WORK TO COMPLETE. Write the material out again, line by line, exactly as it is.

INFORMATION SHOWN.
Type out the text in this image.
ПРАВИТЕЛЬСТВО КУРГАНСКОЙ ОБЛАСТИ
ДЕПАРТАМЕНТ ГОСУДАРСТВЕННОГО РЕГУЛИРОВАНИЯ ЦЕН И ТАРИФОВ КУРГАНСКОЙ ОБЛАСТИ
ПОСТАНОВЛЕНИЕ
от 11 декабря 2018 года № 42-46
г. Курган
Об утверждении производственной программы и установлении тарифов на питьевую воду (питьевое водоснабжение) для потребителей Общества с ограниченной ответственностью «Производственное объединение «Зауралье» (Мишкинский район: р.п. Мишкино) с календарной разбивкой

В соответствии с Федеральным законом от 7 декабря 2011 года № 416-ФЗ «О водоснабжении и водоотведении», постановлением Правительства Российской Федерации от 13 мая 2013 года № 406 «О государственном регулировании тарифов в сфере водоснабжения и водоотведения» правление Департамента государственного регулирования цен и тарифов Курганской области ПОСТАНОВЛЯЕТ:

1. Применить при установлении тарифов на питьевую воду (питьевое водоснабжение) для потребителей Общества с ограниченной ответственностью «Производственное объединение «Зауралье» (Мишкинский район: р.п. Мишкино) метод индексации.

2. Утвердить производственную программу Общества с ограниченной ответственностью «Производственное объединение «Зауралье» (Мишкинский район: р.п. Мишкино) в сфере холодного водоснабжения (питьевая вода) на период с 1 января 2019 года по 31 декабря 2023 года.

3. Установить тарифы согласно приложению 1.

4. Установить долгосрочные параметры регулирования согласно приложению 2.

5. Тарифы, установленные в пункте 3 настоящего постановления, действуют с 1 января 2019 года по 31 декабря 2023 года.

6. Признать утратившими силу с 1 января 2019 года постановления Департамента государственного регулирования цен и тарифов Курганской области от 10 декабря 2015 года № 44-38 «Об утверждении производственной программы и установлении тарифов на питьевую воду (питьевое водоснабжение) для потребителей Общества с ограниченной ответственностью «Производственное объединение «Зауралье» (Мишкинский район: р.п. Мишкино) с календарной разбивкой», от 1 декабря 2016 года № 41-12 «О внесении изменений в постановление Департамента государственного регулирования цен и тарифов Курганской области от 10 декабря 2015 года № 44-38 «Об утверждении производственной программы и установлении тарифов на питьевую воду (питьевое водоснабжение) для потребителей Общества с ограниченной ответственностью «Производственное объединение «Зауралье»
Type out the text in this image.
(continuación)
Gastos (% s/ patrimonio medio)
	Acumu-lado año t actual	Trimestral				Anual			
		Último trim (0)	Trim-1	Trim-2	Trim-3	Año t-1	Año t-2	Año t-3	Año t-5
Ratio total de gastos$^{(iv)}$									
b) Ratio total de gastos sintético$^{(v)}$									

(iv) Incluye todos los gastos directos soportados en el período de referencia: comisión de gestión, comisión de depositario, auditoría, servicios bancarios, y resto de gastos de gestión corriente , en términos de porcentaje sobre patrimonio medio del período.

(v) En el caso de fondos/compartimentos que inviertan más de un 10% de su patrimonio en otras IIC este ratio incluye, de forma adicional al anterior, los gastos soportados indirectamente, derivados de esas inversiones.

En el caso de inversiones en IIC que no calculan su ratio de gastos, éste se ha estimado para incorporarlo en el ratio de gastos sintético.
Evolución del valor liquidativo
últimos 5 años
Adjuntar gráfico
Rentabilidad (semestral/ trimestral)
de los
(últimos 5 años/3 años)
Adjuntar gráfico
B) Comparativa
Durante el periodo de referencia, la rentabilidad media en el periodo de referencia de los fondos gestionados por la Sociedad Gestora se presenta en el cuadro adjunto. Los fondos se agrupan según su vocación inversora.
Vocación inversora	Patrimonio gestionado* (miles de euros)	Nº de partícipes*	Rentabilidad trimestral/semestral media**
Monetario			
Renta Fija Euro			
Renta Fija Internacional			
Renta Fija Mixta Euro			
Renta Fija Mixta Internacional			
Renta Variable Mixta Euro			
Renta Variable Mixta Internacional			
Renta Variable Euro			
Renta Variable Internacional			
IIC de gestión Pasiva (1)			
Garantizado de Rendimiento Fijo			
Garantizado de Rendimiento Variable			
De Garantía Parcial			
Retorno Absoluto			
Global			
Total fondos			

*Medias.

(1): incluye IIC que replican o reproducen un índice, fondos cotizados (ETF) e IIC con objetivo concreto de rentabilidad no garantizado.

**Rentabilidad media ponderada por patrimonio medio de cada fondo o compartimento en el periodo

ANSWER TO THIS PROBLEM.
Type out the text in this image.
ПРАВИТЕЛЬСТВО КУРГАНСКОЙ ОБЛАСТИ
ДЕПАРТАМЕНТ ГОСУДАРСТВЕННОГО РЕГУЛИРОВАНИЯ ЦЕН И ТАРИФОВ КУРГАНСКОЙ ОБЛАСТИ
ПОСТАНОВЛЕНИЕ
от 11 декабря 2018 года № 42-46
г. Курган
Об утверждении производственной программы и установлении тарифов на питьевую воду (питьевое водоснабжение) для потребителей Общества с ограниченной ответственностью «Производственное объединение «Зауралье» (Мишкинский район: р.п. Мишкино) с календарной разбивкой

В соответствии с Федеральным законом от 7 декабря 2011 года № 416-ФЗ «О водоснабжении и водоотведении», постановлением Правительства Российской Федерации от 13 мая 2013 года № 406 «О государственном регулировании тарифов в сфере водоснабжения и водоотведения» правление Департамента государственного регулирования цен и тарифов Курганской области ПОСТАНОВЛЯЕТ:

1. Применить при установлении тарифов на питьевую воду (питьевое водоснабжение) для потребителей Общества с ограниченной ответственностью «Производственное объединение «Зауралье» (Мишкинский район: р.п. Мишкино) метод индексации.

2. Утвердить производственную программу Общества с ограниченной ответственностью «Производственное объединение «Зауралье» (Мишкинский район: р.п. Мишкино) в сфере холодного водоснабжения (питьевая вода) на период с 1 января 2019 года по 31 декабря 2023 года.

3. Установить тарифы согласно приложению 1.

4. Установить долгосрочные параметры регулирования согласно приложению 2.

5. Тарифы, установленные в пункте 3 настоящего постановления, действуют с 1 января 2019 года по 31 декабря 2023 года.

6. Признать утратившими силу с 1 января 2019 года постановления Департамента государственного регулирования цен и тарифов Курганской области от 10 декабря 2015 года № 44-38 «Об утверждении производственной программы и установлении тарифов на питьевую воду (питьевое водоснабжение) для потребителей Общества с ограниченной ответственностью «Производственное объединение «Зауралье» (Мишкинский район: р.п. Мишкино) с календарной разбивкой», от 1 декабря 2016 года № 41-12 «О внесении изменений в постановление Департамента государственного регулирования цен и тарифов Курганской области от 10 декабря 2015 года № 44-38 «Об утверждении производственной программы и установлении тарифов на питьевую воду (питьевое водоснабжение) для потребителей Общества с ограниченной ответственностью «Производственное объединение «Зауралье»
Type out the text in this image.
(continuación)
Gastos (% s/ patrimonio medio)
	Acumu-lado año t actual	Trimestral				Anual			
		Último trim (0)	Trim-1	Trim-2	Trim-3	Año t-1	Año t-2	Año t-3	Año t-5
Ratio total de gastos$^{(iv)}$									
b) Ratio total de gastos sintético$^{(v)}$									

(iv) Incluye todos los gastos directos soportados en el período de referencia: comisión de gestión, comisión de depositario, auditoría, servicios bancarios, y resto de gastos de gestión corriente , en términos de porcentaje sobre patrimonio medio del período.

(v) En el caso de fondos/compartimentos que inviertan más de un 10% de su patrimonio en otras IIC este ratio incluye, de forma adicional al anterior, los gastos soportados indirectamente, derivados de esas inversiones.

En el caso de inversiones en IIC que no calculan su ratio de gastos, éste se ha estimado para incorporarlo en el ratio de gastos sintético.
Evolución del valor liquidativo
últimos 5 años
Adjuntar gráfico
Rentabilidad (semestral/ trimestral)
de los
(últimos 5 años/3 años)
Adjuntar gráfico
B) Comparativa
Durante el periodo de referencia, la rentabilidad media en el periodo de referencia de los fondos gestionados por la Sociedad Gestora se presenta en el cuadro adjunto. Los fondos se agrupan según su vocación inversora.
Vocación inversora	Patrimonio gestionado* (miles de euros)	Nº de partícipes*	Rentabilidad trimestral/semestral media**
Monetario			
Renta Fija Euro			
Renta Fija Internacional			
Renta Fija Mixta Euro			
Renta Fija Mixta Internacional			
Renta Variable Mixta Euro			
Renta Variable Mixta Internacional			
Renta Variable Euro			
Renta Variable Internacional			
IIC de gestión Pasiva (1)			
Garantizado de Rendimiento Fijo			
Garantizado de Rendimiento Variable			
De Garantía Parcial			
Retorno Absoluto			
Global			
Total fondos			

*Medias.

(1): incluye IIC que replican o reproducen un índice, fondos cotizados (ETF) e IIC con objetivo concreto de rentabilidad no garantizado.

**Rentabilidad media ponderada por patrimonio medio de cada fondo o compartimento en el periodo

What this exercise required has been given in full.